- **Written instruction**
Go through the data below. List every line that holds the word "Calendar".

Stored data

****

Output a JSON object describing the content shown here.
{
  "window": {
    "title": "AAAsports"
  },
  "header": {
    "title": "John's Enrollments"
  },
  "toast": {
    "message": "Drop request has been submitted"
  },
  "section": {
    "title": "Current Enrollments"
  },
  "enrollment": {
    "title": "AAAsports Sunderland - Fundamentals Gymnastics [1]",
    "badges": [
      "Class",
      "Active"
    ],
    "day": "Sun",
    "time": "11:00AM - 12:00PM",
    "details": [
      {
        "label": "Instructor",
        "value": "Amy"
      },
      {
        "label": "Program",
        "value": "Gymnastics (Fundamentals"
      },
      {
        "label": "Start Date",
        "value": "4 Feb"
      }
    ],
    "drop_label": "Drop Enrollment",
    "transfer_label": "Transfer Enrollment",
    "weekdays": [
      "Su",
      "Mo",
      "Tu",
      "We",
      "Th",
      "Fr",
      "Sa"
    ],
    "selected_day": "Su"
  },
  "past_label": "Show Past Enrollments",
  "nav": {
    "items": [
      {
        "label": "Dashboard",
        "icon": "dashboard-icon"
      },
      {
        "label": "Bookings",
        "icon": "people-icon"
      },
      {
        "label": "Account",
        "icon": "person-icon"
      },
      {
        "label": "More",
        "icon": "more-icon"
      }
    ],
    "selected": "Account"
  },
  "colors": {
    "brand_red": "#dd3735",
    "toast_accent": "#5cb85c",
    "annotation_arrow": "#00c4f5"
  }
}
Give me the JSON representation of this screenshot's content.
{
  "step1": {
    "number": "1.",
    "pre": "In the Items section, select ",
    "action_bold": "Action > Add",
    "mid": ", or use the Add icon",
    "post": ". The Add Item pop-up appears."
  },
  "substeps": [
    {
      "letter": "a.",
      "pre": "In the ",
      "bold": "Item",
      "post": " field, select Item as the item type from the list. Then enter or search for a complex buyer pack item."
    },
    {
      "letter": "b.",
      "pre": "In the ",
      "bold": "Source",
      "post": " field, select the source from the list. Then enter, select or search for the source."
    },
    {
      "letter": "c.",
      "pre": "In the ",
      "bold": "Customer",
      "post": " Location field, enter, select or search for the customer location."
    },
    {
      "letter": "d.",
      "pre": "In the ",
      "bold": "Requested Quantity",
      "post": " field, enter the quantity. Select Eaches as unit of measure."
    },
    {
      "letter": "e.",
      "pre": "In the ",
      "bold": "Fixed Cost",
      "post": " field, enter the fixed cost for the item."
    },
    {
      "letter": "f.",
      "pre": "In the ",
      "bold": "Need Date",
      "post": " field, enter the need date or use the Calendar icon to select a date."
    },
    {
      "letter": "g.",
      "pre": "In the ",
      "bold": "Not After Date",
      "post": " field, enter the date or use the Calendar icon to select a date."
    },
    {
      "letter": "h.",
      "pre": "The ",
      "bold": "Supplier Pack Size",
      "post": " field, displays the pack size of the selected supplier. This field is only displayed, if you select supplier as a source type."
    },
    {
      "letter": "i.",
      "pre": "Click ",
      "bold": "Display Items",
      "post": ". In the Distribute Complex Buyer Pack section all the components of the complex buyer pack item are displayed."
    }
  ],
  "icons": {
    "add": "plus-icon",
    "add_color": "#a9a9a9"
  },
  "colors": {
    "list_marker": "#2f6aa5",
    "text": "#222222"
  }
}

****

- **Answer to this task**
      "post": " field, enter the need date or use the Calendar icon to select a date."
      "post": " field, enter the date or use the Calendar icon to select a date."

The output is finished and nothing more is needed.